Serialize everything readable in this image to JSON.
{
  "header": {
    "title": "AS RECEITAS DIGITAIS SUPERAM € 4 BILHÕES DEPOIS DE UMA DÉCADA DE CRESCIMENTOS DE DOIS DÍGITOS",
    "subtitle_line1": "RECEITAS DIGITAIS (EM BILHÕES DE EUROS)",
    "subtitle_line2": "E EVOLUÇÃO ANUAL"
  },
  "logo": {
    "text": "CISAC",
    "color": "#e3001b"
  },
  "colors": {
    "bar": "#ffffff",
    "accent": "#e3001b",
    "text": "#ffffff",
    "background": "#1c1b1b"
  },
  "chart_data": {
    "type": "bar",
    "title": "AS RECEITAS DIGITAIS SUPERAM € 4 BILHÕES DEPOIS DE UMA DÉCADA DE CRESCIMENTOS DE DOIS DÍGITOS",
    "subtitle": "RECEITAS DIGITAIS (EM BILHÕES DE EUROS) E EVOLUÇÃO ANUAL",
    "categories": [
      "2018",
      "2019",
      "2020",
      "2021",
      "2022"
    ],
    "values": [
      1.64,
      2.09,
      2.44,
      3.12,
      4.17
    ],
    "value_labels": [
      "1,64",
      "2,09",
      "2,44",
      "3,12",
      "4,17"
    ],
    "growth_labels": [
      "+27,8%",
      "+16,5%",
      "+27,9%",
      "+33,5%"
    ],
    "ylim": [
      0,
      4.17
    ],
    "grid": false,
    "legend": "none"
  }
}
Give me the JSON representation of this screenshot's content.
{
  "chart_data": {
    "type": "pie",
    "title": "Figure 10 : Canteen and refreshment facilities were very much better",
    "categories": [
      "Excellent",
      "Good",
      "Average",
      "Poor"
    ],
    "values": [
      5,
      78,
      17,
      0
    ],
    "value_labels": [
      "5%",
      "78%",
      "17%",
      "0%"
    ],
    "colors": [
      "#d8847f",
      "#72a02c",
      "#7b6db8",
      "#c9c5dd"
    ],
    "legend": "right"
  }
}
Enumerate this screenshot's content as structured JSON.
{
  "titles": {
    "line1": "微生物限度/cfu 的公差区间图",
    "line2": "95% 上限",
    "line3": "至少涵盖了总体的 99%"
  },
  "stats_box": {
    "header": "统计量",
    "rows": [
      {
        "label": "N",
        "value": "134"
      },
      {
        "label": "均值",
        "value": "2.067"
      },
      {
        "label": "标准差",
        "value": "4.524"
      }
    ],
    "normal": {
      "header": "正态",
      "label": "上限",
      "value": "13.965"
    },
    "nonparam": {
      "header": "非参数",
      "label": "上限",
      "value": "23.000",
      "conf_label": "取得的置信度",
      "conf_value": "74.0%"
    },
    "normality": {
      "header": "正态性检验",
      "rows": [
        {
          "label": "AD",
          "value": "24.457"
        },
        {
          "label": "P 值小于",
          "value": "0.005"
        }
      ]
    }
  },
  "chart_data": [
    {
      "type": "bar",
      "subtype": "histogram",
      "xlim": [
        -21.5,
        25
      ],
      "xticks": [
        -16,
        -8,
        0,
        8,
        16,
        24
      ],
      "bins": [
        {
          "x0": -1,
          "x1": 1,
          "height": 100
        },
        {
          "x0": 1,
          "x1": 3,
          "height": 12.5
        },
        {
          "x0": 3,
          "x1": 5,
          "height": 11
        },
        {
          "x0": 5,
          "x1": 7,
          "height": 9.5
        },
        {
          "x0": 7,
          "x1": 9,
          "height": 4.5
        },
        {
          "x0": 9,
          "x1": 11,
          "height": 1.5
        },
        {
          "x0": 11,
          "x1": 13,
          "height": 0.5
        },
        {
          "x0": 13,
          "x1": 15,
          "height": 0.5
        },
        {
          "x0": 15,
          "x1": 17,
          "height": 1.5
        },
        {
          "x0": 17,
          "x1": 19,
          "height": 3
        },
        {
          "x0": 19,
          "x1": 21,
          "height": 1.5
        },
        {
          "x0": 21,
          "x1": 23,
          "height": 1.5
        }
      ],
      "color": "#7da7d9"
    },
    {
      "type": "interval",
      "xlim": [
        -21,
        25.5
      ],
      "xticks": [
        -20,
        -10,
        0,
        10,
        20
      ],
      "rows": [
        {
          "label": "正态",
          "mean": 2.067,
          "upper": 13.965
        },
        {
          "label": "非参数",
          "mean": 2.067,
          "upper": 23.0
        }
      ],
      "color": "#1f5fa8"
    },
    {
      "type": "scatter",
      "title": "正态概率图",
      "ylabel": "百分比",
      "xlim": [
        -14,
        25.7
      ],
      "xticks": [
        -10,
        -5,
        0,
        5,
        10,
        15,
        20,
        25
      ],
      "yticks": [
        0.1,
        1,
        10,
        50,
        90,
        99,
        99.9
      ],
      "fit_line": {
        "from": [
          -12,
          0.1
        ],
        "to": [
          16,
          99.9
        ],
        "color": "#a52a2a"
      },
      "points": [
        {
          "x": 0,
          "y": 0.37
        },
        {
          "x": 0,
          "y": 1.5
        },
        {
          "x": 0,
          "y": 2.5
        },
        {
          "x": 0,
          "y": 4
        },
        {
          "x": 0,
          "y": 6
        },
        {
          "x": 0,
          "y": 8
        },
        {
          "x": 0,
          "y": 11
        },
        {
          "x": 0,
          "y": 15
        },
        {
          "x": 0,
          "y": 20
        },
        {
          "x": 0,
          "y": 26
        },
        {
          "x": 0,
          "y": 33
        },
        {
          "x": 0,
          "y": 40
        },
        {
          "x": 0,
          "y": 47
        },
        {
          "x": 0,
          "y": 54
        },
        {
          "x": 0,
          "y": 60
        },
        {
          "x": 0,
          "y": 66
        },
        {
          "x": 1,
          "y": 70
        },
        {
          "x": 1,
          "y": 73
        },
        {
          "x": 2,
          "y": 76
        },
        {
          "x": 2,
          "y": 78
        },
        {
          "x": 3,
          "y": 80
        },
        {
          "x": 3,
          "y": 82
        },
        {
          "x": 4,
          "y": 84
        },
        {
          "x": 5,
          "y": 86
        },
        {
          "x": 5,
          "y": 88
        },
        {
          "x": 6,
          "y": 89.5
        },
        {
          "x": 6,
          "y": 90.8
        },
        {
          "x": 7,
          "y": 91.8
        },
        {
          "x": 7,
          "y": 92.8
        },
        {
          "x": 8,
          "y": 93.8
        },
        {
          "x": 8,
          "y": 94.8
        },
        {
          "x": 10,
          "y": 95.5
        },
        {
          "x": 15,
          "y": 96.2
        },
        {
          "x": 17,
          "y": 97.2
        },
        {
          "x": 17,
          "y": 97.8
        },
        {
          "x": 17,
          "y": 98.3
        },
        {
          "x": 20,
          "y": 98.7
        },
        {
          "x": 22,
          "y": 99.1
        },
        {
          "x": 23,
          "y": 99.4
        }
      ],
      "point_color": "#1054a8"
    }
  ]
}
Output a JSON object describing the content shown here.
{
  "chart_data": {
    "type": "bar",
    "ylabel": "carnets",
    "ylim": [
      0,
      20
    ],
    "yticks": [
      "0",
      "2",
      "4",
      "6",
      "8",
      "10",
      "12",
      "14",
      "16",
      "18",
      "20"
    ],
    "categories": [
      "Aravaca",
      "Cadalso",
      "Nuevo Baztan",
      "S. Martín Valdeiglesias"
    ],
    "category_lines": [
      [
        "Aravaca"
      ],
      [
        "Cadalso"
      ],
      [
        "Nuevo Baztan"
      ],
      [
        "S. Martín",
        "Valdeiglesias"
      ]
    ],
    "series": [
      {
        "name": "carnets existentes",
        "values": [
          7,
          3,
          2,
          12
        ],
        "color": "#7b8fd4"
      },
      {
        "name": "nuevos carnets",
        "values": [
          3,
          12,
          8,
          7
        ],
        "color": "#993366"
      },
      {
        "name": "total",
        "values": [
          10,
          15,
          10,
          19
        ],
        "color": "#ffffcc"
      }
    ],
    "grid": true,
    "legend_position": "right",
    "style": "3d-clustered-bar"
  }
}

* * * * * * * * *

* [Written task]
Find every line in the records above that holds the word "RECEITAS", and copy each one.

* [Worked solution]
    "title": "AS RECEITAS DIGITAIS SUPERAM € 4 BILHÕES DEPOIS DE UMA DÉCADA DE CRESCIMENTOS DE DOIS DÍGITOS",
    "subtitle_line1": "RECEITAS DIGITAIS (EM BILHÕES DE EUROS)",
    "title": "AS RECEITAS DIGITAIS SUPERAM € 4 BILHÕES DEPOIS DE UMA DÉCADA DE CRESCIMENTOS DE DOIS DÍGITOS",
    "subtitle": "RECEITAS DIGITAIS (EM BILHÕES DE EUROS) E EVOLUÇÃO ANUAL",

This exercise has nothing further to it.